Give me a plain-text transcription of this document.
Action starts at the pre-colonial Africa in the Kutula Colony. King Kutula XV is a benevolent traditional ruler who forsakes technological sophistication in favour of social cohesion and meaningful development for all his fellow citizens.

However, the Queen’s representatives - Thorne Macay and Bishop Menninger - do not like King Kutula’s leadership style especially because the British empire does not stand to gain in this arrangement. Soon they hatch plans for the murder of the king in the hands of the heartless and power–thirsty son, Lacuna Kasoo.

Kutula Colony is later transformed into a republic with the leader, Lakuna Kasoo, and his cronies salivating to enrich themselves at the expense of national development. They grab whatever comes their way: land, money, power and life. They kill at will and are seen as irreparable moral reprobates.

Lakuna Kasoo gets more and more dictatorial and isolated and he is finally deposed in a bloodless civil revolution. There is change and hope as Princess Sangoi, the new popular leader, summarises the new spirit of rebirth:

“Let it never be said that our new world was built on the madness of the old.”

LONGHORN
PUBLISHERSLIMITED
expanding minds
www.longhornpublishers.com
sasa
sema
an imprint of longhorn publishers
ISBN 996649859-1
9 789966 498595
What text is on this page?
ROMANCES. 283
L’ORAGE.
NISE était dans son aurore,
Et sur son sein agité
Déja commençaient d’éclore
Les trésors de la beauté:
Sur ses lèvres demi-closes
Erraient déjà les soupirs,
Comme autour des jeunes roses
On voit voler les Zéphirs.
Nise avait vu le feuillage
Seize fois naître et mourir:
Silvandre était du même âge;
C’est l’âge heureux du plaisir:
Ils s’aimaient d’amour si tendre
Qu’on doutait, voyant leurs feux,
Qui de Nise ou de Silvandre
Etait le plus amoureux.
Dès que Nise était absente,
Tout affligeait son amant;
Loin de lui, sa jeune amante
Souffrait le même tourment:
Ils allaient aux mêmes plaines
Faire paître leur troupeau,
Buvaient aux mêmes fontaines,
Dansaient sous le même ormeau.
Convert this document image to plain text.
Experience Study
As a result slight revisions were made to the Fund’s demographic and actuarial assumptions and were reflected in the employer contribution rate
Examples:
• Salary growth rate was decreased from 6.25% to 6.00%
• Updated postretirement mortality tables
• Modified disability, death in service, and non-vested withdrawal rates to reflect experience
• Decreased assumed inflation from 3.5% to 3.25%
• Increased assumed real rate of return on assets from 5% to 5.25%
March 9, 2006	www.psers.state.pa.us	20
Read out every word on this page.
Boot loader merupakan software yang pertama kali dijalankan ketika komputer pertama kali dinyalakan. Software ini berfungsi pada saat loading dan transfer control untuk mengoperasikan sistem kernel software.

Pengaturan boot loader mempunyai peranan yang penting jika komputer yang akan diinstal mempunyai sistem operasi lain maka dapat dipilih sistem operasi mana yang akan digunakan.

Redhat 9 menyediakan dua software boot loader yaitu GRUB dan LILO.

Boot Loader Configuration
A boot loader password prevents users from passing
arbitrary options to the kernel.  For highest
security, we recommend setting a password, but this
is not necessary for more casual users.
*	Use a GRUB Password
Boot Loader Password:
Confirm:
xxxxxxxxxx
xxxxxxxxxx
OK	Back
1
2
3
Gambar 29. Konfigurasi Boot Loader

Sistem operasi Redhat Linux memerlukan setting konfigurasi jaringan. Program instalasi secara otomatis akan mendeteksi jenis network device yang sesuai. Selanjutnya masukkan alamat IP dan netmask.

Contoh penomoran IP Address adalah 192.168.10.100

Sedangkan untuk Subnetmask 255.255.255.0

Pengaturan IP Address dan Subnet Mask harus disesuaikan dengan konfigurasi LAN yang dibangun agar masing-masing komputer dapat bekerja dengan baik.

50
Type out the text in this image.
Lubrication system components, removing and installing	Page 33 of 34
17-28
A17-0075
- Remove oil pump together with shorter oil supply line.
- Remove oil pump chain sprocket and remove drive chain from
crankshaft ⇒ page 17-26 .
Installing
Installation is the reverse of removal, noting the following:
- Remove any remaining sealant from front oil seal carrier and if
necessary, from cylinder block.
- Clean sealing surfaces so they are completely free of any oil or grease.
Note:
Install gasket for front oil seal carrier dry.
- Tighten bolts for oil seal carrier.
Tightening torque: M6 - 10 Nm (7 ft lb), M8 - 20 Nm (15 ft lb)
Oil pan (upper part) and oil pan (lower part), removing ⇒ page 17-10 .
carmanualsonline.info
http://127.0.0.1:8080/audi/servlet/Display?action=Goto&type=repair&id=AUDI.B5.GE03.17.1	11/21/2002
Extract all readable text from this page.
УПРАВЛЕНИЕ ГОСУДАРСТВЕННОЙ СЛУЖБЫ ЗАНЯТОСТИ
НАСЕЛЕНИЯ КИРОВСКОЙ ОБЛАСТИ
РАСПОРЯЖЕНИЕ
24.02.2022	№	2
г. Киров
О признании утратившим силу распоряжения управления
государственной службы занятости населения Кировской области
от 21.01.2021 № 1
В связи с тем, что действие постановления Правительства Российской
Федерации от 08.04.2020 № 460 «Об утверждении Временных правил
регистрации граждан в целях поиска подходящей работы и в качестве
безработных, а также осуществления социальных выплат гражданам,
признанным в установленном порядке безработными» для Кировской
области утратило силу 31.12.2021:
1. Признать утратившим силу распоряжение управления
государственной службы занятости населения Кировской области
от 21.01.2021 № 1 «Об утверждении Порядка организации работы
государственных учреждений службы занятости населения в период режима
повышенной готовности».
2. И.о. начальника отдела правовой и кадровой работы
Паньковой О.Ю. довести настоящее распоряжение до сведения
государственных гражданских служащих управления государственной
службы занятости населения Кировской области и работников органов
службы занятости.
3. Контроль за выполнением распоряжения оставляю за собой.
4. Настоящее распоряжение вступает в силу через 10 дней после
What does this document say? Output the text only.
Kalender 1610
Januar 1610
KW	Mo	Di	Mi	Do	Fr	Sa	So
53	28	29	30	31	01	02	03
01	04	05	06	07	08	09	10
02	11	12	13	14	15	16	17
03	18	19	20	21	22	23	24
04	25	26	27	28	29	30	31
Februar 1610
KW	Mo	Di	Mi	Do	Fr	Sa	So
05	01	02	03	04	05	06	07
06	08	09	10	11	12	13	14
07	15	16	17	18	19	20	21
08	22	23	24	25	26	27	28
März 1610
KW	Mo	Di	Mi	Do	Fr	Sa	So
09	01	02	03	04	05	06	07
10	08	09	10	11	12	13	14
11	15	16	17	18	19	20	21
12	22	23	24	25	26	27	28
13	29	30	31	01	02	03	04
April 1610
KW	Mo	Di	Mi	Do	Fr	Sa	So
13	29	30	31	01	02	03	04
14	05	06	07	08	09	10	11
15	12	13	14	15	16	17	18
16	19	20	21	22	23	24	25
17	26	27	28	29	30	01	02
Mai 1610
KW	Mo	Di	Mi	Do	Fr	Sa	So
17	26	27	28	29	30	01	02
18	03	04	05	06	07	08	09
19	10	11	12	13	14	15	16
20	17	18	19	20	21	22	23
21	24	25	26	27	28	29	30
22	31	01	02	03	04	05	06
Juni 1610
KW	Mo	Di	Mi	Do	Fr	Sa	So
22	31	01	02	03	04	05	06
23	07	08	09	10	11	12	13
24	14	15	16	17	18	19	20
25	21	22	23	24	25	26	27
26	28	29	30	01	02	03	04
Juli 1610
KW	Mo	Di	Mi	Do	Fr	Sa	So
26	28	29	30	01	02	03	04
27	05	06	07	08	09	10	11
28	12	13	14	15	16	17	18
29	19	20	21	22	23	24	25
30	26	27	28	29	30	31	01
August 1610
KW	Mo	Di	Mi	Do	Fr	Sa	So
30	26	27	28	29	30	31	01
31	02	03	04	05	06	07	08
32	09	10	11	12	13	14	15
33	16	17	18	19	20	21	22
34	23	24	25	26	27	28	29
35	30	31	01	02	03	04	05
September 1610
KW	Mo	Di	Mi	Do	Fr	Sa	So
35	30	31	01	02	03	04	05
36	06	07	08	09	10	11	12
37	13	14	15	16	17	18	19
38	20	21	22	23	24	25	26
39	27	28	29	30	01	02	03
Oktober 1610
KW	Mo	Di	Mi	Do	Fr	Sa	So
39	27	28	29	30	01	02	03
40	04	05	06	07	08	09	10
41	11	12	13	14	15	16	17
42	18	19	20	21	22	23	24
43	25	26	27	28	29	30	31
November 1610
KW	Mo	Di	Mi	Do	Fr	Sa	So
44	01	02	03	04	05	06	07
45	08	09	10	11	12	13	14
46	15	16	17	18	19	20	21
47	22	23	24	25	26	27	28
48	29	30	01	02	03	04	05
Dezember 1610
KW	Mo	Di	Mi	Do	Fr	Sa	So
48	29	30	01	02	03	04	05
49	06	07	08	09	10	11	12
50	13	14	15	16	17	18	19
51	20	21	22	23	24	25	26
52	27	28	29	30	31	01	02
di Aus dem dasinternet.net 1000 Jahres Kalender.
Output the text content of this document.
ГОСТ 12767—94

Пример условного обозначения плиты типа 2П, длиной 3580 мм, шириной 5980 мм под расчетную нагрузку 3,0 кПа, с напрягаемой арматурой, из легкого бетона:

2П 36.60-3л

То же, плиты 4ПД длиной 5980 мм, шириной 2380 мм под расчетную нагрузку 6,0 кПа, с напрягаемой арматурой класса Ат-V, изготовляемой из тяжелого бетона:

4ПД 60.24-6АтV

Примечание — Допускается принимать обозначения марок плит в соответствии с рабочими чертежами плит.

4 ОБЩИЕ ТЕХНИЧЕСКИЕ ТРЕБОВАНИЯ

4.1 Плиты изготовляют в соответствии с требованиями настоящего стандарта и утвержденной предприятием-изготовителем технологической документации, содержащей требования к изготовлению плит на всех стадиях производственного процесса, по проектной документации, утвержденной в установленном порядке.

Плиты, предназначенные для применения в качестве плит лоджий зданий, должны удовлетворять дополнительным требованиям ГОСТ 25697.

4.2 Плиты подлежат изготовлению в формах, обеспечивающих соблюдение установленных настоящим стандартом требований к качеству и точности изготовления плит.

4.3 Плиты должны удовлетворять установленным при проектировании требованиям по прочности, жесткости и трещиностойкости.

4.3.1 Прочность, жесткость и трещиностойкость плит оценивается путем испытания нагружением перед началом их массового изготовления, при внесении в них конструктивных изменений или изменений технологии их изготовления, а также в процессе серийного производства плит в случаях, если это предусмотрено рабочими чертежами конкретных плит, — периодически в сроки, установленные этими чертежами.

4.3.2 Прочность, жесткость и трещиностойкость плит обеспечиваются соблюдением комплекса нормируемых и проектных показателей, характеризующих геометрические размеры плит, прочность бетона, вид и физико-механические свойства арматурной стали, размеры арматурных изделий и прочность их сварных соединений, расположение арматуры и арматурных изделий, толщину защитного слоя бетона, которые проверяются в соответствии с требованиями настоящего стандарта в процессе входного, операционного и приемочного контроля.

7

***

## Task
Filter the records, keeping only lines that contain "GRUB", and show those lines.

## Exercise response
Redhat 9 menyediakan dua software boot loader yaitu GRUB dan LILO.
*	Use a GRUB Password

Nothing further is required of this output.